DATASET ENTRIES
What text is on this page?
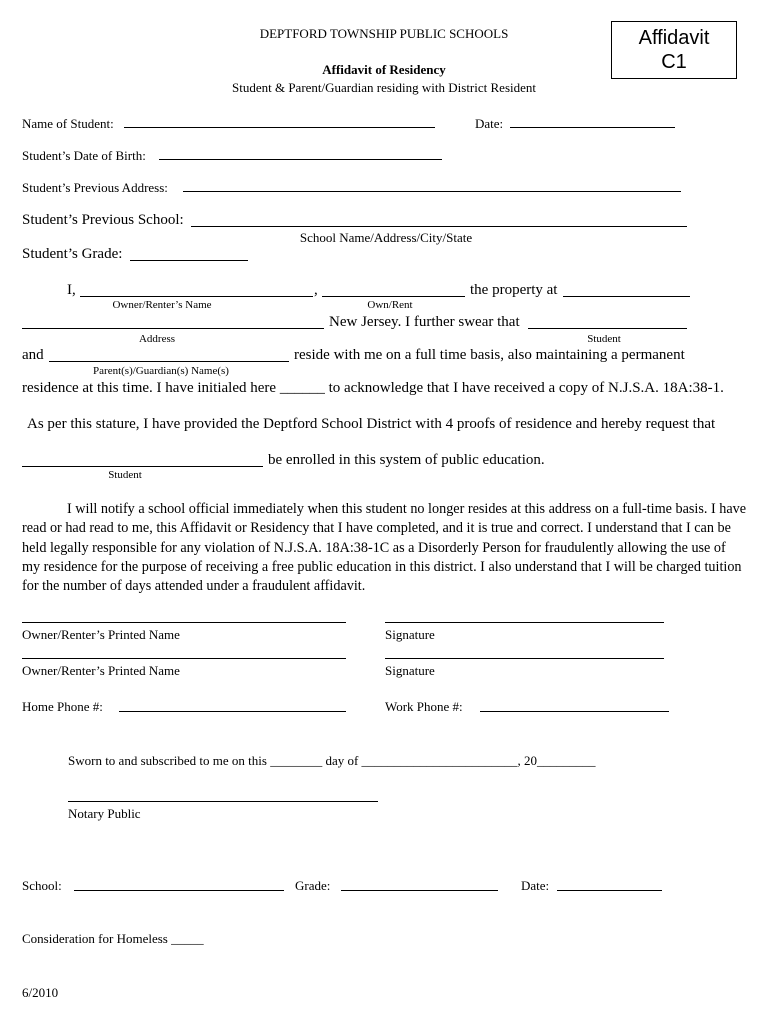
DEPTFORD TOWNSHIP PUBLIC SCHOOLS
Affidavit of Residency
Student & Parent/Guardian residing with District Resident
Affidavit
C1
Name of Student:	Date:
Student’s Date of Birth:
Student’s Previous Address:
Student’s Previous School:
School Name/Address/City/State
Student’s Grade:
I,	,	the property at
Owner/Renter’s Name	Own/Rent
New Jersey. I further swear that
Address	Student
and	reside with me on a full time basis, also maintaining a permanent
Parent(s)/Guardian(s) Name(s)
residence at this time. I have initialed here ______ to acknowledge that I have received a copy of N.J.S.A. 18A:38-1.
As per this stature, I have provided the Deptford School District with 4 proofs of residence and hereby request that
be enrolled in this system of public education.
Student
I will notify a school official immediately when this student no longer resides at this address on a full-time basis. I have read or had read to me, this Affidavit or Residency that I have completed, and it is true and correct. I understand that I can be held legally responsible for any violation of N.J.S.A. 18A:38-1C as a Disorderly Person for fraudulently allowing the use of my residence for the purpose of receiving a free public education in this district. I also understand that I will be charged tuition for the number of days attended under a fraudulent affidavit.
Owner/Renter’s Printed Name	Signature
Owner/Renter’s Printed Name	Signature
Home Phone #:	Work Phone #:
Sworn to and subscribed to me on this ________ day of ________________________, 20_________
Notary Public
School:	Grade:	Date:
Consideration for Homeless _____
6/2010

WRITTEN TASK
Take the data above and repeat it exactly, leaving each picture out.

SOLUTION
What text is on this page?
DEPTFORD TOWNSHIP PUBLIC SCHOOLS
Affidavit of Residency
Student & Parent/Guardian residing with District Resident
Affidavit
C1
Name of Student:	Date:
Student’s Date of Birth:
Student’s Previous Address:
Student’s Previous School:
School Name/Address/City/State
Student’s Grade:
I,	,	the property at
Owner/Renter’s Name	Own/Rent
New Jersey. I further swear that
Address	Student
and	reside with me on a full time basis, also maintaining a permanent
Parent(s)/Guardian(s) Name(s)
residence at this time. I have initialed here ______ to acknowledge that I have received a copy of N.J.S.A. 18A:38-1.
As per this stature, I have provided the Deptford School District with 4 proofs of residence and hereby request that
be enrolled in this system of public education.
Student
I will notify a school official immediately when this student no longer resides at this address on a full-time basis. I have read or had read to me, this Affidavit or Residency that I have completed, and it is true and correct. I understand that I can be held legally responsible for any violation of N.J.S.A. 18A:38-1C as a Disorderly Person for fraudulently allowing the use of my residence for the purpose of receiving a free public education in this district. I also understand that I will be charged tuition for the number of days attended under a fraudulent affidavit.
Owner/Renter’s Printed Name	Signature
Owner/Renter’s Printed Name	Signature
Home Phone #:	Work Phone #:
Sworn to and subscribed to me on this ________ day of ________________________, 20_________
Notary Public
School:	Grade:	Date:
Consideration for Homeless _____
6/2010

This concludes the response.